WHAT YOU HAVE TO DO: Restate the data exactly as given and keep the pictures out.

::::

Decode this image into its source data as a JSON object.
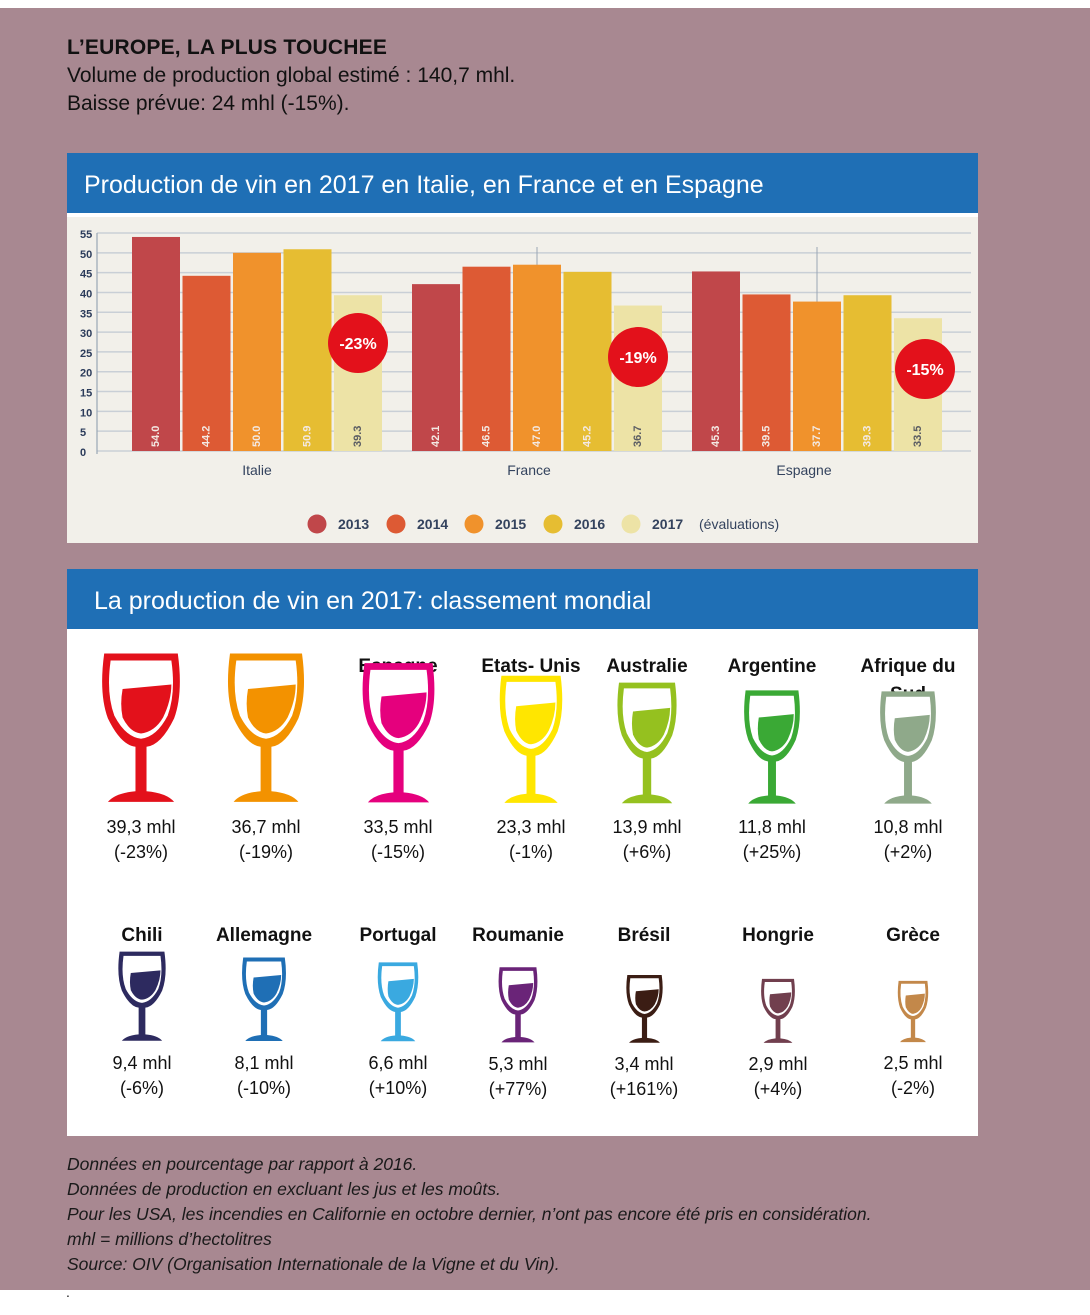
{
  "header": {
    "title": "L’EUROPE, LA PLUS TOUCHEE",
    "line1": "Volume de production global estimé : 140,7 mhl.",
    "line2": "Baisse prévue: 24 mhl (-15%)."
  },
  "panel1": {
    "title": "Production de vin en 2017 en Italie, en France et en Espagne"
  },
  "panel2": {
    "title": "La production de vin en 2017: classement mondial"
  },
  "chart_data": {
    "type": "bar",
    "categories": [
      "Italie",
      "France",
      "Espagne"
    ],
    "series": [
      {
        "name": "2013",
        "values": [
          54.0,
          42.1,
          45.3
        ],
        "color": "#c0474a"
      },
      {
        "name": "2014",
        "values": [
          44.2,
          46.5,
          39.5
        ],
        "color": "#dd5a34"
      },
      {
        "name": "2015",
        "values": [
          50.0,
          47.0,
          37.7
        ],
        "color": "#f0922c"
      },
      {
        "name": "2016",
        "values": [
          50.9,
          45.2,
          39.3
        ],
        "color": "#e6bd32"
      },
      {
        "name": "2017",
        "values": [
          39.3,
          36.7,
          33.5
        ],
        "color": "#ede3a6"
      }
    ],
    "value_labels": [
      [
        "54.0",
        "44.2",
        "50.0",
        "50.9",
        "39.3"
      ],
      [
        "42.1",
        "46.5",
        "47.0",
        "45.2",
        "36.7"
      ],
      [
        "45.3",
        "39.5",
        "37.7",
        "39.3",
        "33.5"
      ]
    ],
    "badges": [
      "-23%",
      "-19%",
      "-15%"
    ],
    "yticks": [
      0,
      5,
      10,
      15,
      20,
      25,
      30,
      35,
      40,
      45,
      50,
      55
    ],
    "ylim": [
      0,
      55
    ],
    "legend_note": "(évaluations)",
    "legend_position": "bottom",
    "grid": true
  },
  "ranking": [
    {
      "name": "Italie",
      "volume": "39,3 mhl",
      "change": "(-23%)",
      "color": "#e3111b"
    },
    {
      "name": "France",
      "volume": "36,7 mhl",
      "change": "(-19%)",
      "color": "#f39200"
    },
    {
      "name": "Espagne",
      "volume": "33,5 mhl",
      "change": "(-15%)",
      "color": "#e5007d"
    },
    {
      "name": "Etats- Unis",
      "volume": "23,3 mhl",
      "change": "(-1%)",
      "color": "#ffe600"
    },
    {
      "name": "Australie",
      "volume": "13,9 mhl",
      "change": "(+6%)",
      "color": "#95c11f"
    },
    {
      "name": "Argentine",
      "volume": "11,8 mhl",
      "change": "(+25%)",
      "color": "#3aa935"
    },
    {
      "name": "Afrique du Sud",
      "volume": "10,8 mhl",
      "change": "(+2%)",
      "color": "#8fa98a"
    },
    {
      "name": "Chili",
      "volume": "9,4 mhl",
      "change": "(-6%)",
      "color": "#2d2a5f"
    },
    {
      "name": "Allemagne",
      "volume": "8,1 mhl",
      "change": "(-10%)",
      "color": "#1f6fb5"
    },
    {
      "name": "Portugal",
      "volume": "6,6 mhl",
      "change": "(+10%)",
      "color": "#3aa9e0"
    },
    {
      "name": "Roumanie",
      "volume": "5,3 mhl",
      "change": "(+77%)",
      "color": "#6a2478"
    },
    {
      "name": "Brésil",
      "volume": "3,4 mhl",
      "change": "(+161%)",
      "color": "#3b1d14"
    },
    {
      "name": "Hongrie",
      "volume": "2,9 mhl",
      "change": "(+4%)",
      "color": "#713f4e"
    },
    {
      "name": "Grèce",
      "volume": "2,5 mhl",
      "change": "(-2%)",
      "color": "#c3884a"
    }
  ],
  "notes": [
    "Données en pourcentage par rapport à 2016.",
    "Données de production en excluant les jus et les moûts.",
    "Pour les USA, les incendies en Californie en octobre dernier, n’ont pas encore été pris en considération.",
    "mhl = millions d’hectolitres",
    "Source: OIV (Organisation Internationale de la Vigne et du Vin)."
  ],
  "trailing_mark": "."
}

::::

TASK RESULT:
Decode this image into its source data as a JSON object.
{
  "header": {
    "title": "L’EUROPE, LA PLUS TOUCHEE",
    "line1": "Volume de production global estimé : 140,7 mhl.",
    "line2": "Baisse prévue: 24 mhl (-15%)."
  },
  "panel1": {
    "title": "Production de vin en 2017 en Italie, en France et en Espagne"
  },
  "panel2": {
    "title": "La production de vin en 2017: classement mondial"
  },
  "chart_data": {
    "type": "bar",
    "categories": [
      "Italie",
      "France",
      "Espagne"
    ],
    "series": [
      {
        "name": "2013",
        "values": [
          54.0,
          42.1,
          45.3
        ],
        "color": "#c0474a"
      },
      {
        "name": "2014",
        "values": [
          44.2,
          46.5,
          39.5
        ],
        "color": "#dd5a34"
      },
      {
        "name": "2015",
        "values": [
          50.0,
          47.0,
          37.7
        ],
        "color": "#f0922c"
      },
      {
        "name": "2016",
        "values": [
          50.9,
          45.2,
          39.3
        ],
        "color": "#e6bd32"
      },
      {
        "name": "2017",
        "values": [
          39.3,
          36.7,
          33.5
        ],
        "color": "#ede3a6"
      }
    ],
    "value_labels": [
      [
        "54.0",
        "44.2",
        "50.0",
        "50.9",
        "39.3"
      ],
      [
        "42.1",
        "46.5",
        "47.0",
        "45.2",
        "36.7"
      ],
      [
        "45.3",
        "39.5",
        "37.7",
        "39.3",
        "33.5"
      ]
    ],
    "badges": [
      "-23%",
      "-19%",
      "-15%"
    ],
    "yticks": [
      0,
      5,
      10,
      15,
      20,
      25,
      30,
      35,
      40,
      45,
      50,
      55
    ],
    "ylim": [
      0,
      55
    ],
    "legend_note": "(évaluations)",
    "legend_position": "bottom",
    "grid": true
  },
  "ranking": [
    {
      "name": "Italie",
      "volume": "39,3 mhl",
      "change": "(-23%)",
      "color": "#e3111b"
    },
    {
      "name": "France",
      "volume": "36,7 mhl",
      "change": "(-19%)",
      "color": "#f39200"
    },
    {
      "name": "Espagne",
      "volume": "33,5 mhl",
      "change": "(-15%)",
      "color": "#e5007d"
    },
    {
      "name": "Etats- Unis",
      "volume": "23,3 mhl",
      "change": "(-1%)",
      "color": "#ffe600"
    },
    {
      "name": "Australie",
      "volume": "13,9 mhl",
      "change": "(+6%)",
      "color": "#95c11f"
    },
    {
      "name": "Argentine",
      "volume": "11,8 mhl",
      "change": "(+25%)",
      "color": "#3aa935"
    },
    {
      "name": "Afrique du Sud",
      "volume": "10,8 mhl",
      "change": "(+2%)",
      "color": "#8fa98a"
    },
    {
      "name": "Chili",
      "volume": "9,4 mhl",
      "change": "(-6%)",
      "color": "#2d2a5f"
    },
    {
      "name": "Allemagne",
      "volume": "8,1 mhl",
      "change": "(-10%)",
      "color": "#1f6fb5"
    },
    {
      "name": "Portugal",
      "volume": "6,6 mhl",
      "change": "(+10%)",
      "color": "#3aa9e0"
    },
    {
      "name": "Roumanie",
      "volume": "5,3 mhl",
      "change": "(+77%)",
      "color": "#6a2478"
    },
    {
      "name": "Brésil",
      "volume": "3,4 mhl",
      "change": "(+161%)",
      "color": "#3b1d14"
    },
    {
      "name": "Hongrie",
      "volume": "2,9 mhl",
      "change": "(+4%)",
      "color": "#713f4e"
    },
    {
      "name": "Grèce",
      "volume": "2,5 mhl",
      "change": "(-2%)",
      "color": "#c3884a"
    }
  ],
  "notes": [
    "Données en pourcentage par rapport à 2016.",
    "Données de production en excluant les jus et les moûts.",
    "Pour les USA, les incendies en Californie en octobre dernier, n’ont pas encore été pris en considération.",
    "mhl = millions d’hectolitres",
    "Source: OIV (Organisation Internationale de la Vigne et du Vin)."
  ],
  "trailing_mark": "."
}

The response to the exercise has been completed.